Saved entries

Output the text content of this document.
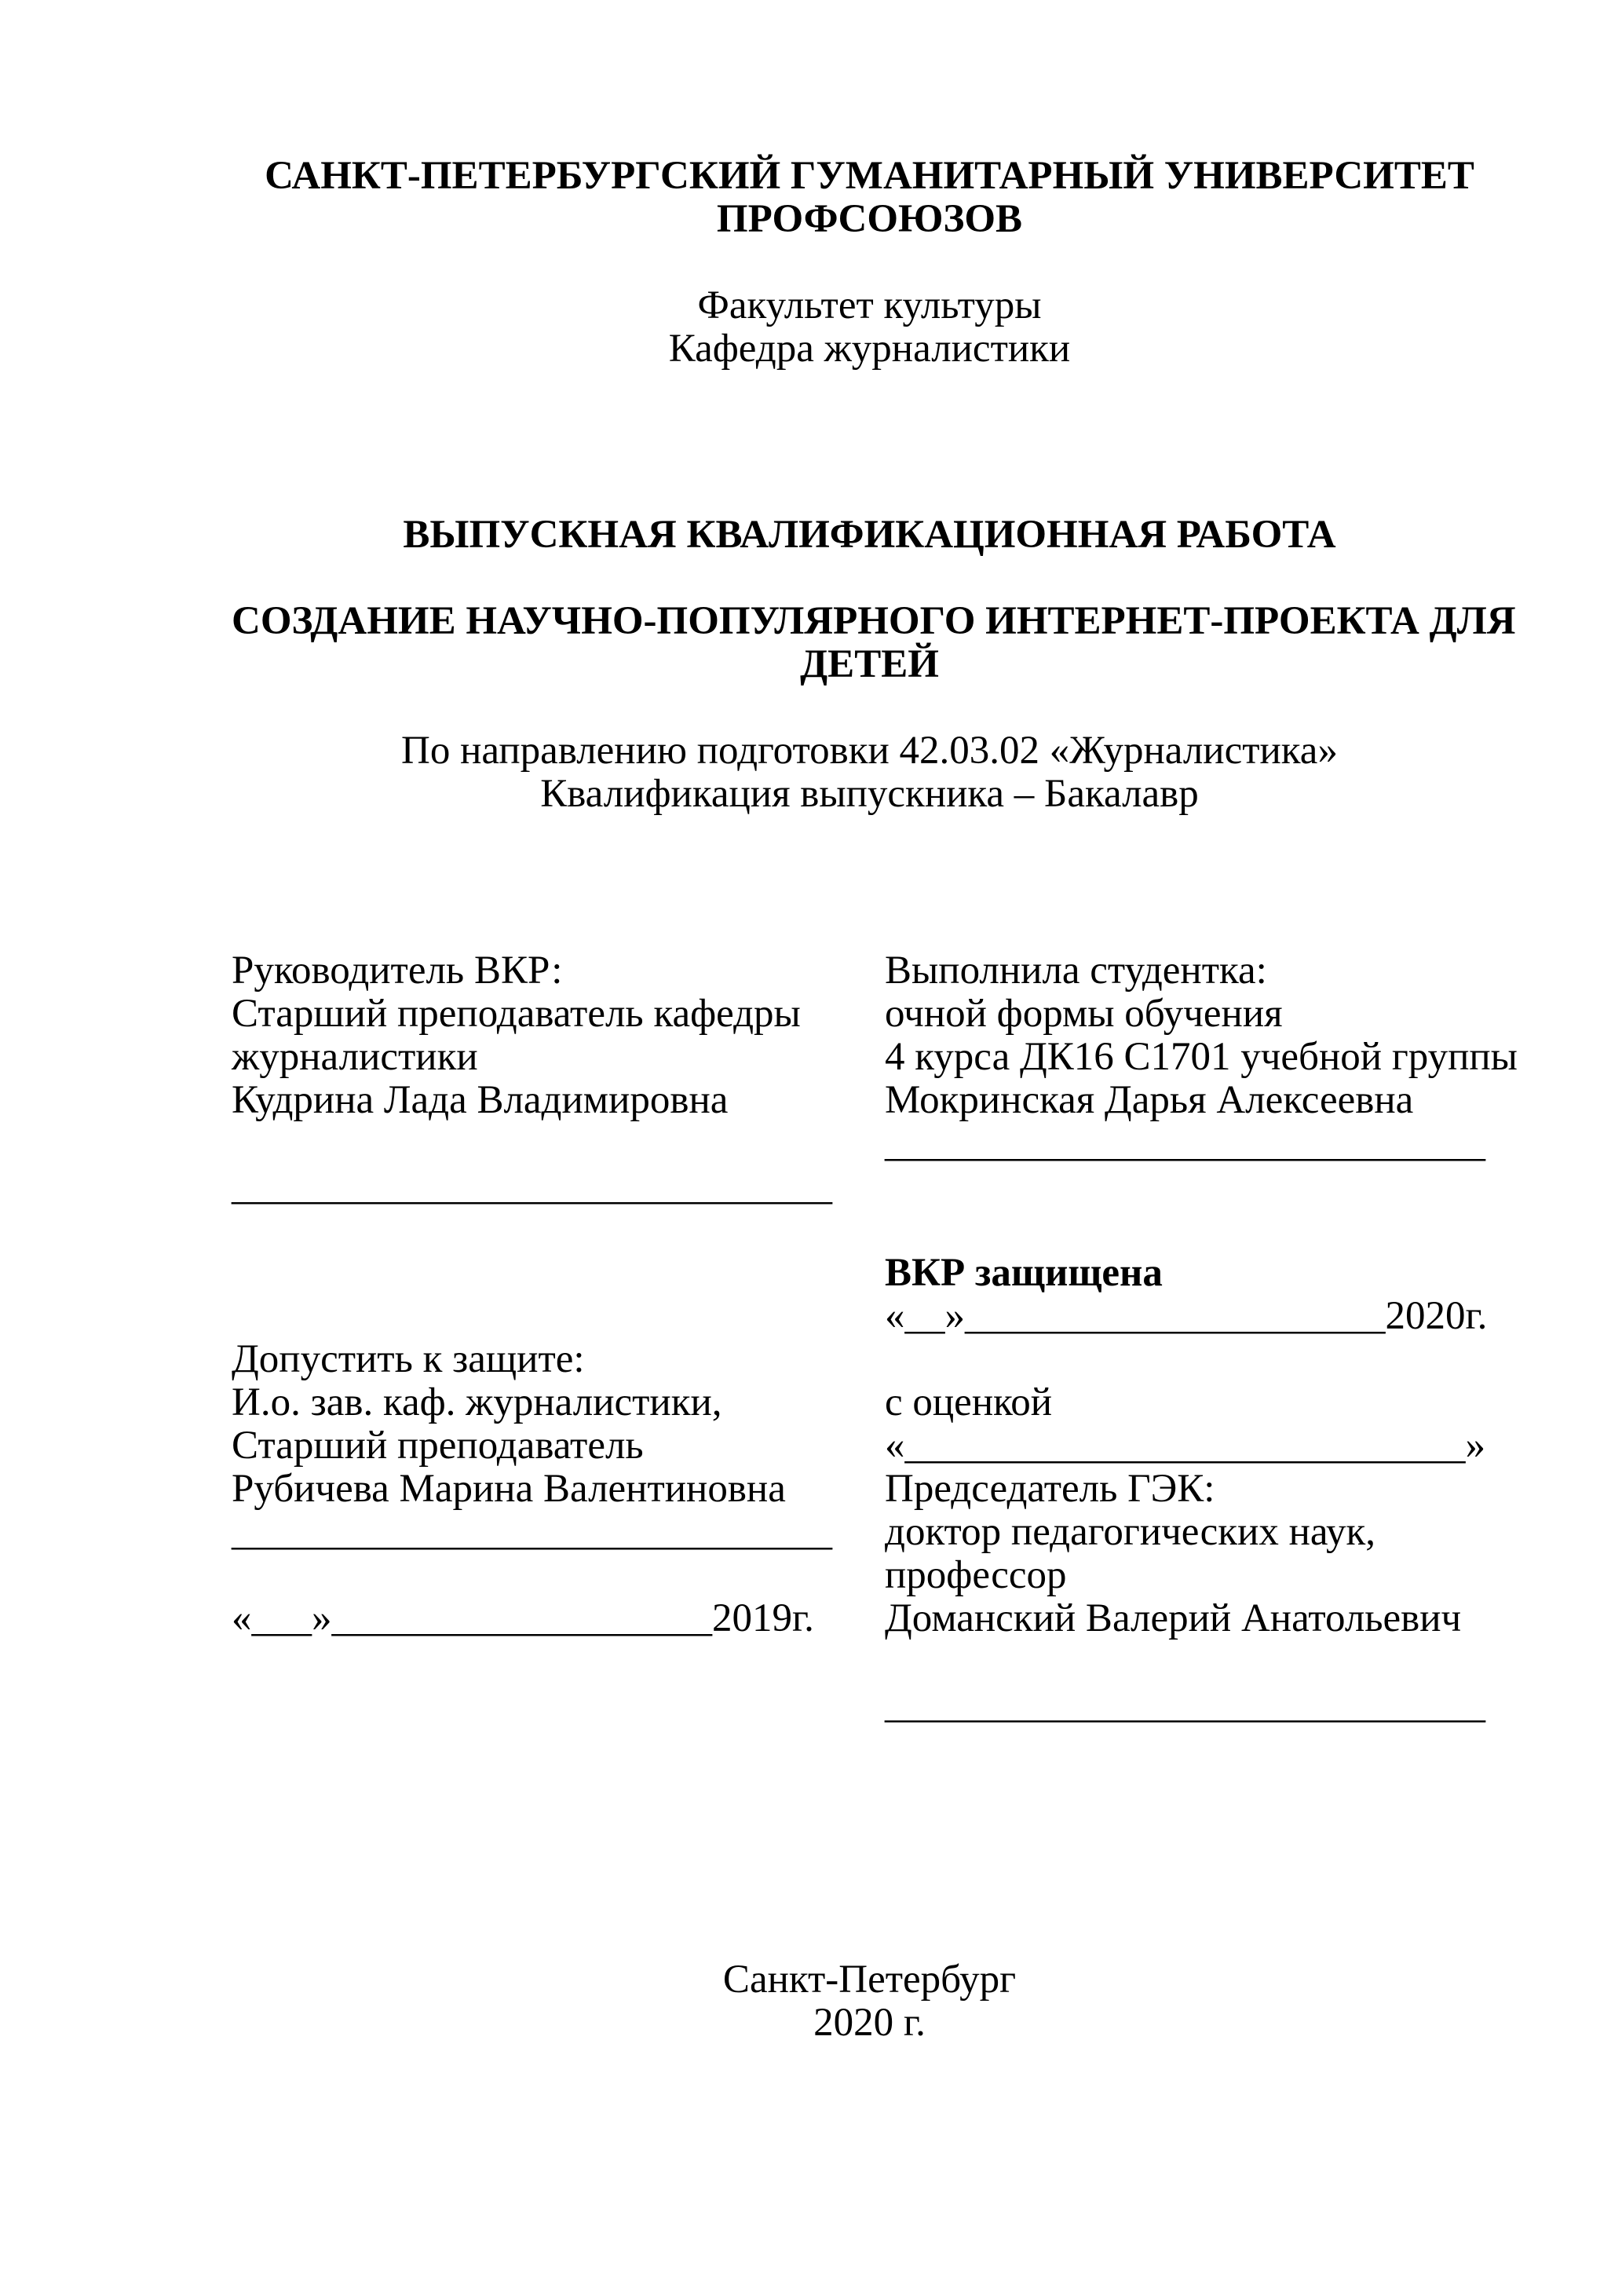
САНКТ-ПЕТЕРБУРГСКИЙ ГУМАНИТАРНЫЙ УНИВЕРСИТЕТ
ПРОФСОЮЗОВ
Факультет культуры
Кафедра журналистики
ВЫПУСКНАЯ КВАЛИФИКАЦИОННАЯ РАБОТА
СОЗДАНИЕ НАУЧНО-ПОПУЛЯРНОГО ИНТЕРНЕТ-ПРОЕКТА ДЛЯ
ДЕТЕЙ
По направлению подготовки 42.03.02 «Журналистика»
Квалификация выпускника – Бакалавр
Руководитель ВКР:
Старший преподаватель кафедры
журналистики
Кудрина Лада Владимировна
______________________________
Допустить к защите:
И.о. зав. каф. журналистики,
Старший преподаватель
Рубичева Марина Валентиновна
______________________________
«___»___________________2019г.
Выполнила студентка:
очной формы обучения
4 курса ДК16 С1701 учебной группы
Мокринская Дарья Алексеевна
______________________________
ВКР защищена
«__»_____________________2020г.
с оценкой
«____________________________»
Председатель ГЭК:
доктор педагогических наук,
профессор
Доманский Валерий Анатольевич
______________________________
Санкт-Петербург
2020 г.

- _PROBLEM DESCRIPTION_
Omit the images and transcribe all of the records above word for word.

- _SOLUTION TO THE PROBLEM_
Output the text content of this document.
САНКТ-ПЕТЕРБУРГСКИЙ ГУМАНИТАРНЫЙ УНИВЕРСИТЕТ
ПРОФСОЮЗОВ
Факультет культуры
Кафедра журналистики
ВЫПУСКНАЯ КВАЛИФИКАЦИОННАЯ РАБОТА
СОЗДАНИЕ НАУЧНО-ПОПУЛЯРНОГО ИНТЕРНЕТ-ПРОЕКТА ДЛЯ
ДЕТЕЙ
По направлению подготовки 42.03.02 «Журналистика»
Квалификация выпускника – Бакалавр
Руководитель ВКР:
Старший преподаватель кафедры
журналистики
Кудрина Лада Владимировна
______________________________
Допустить к защите:
И.о. зав. каф. журналистики,
Старший преподаватель
Рубичева Марина Валентиновна
______________________________
«___»___________________2019г.
Выполнила студентка:
очной формы обучения
4 курса ДК16 С1701 учебной группы
Мокринская Дарья Алексеевна
______________________________
ВКР защищена
«__»_____________________2020г.
с оценкой
«____________________________»
Председатель ГЭК:
доктор педагогических наук,
профессор
Доманский Валерий Анатольевич
______________________________
Санкт-Петербург
2020 г.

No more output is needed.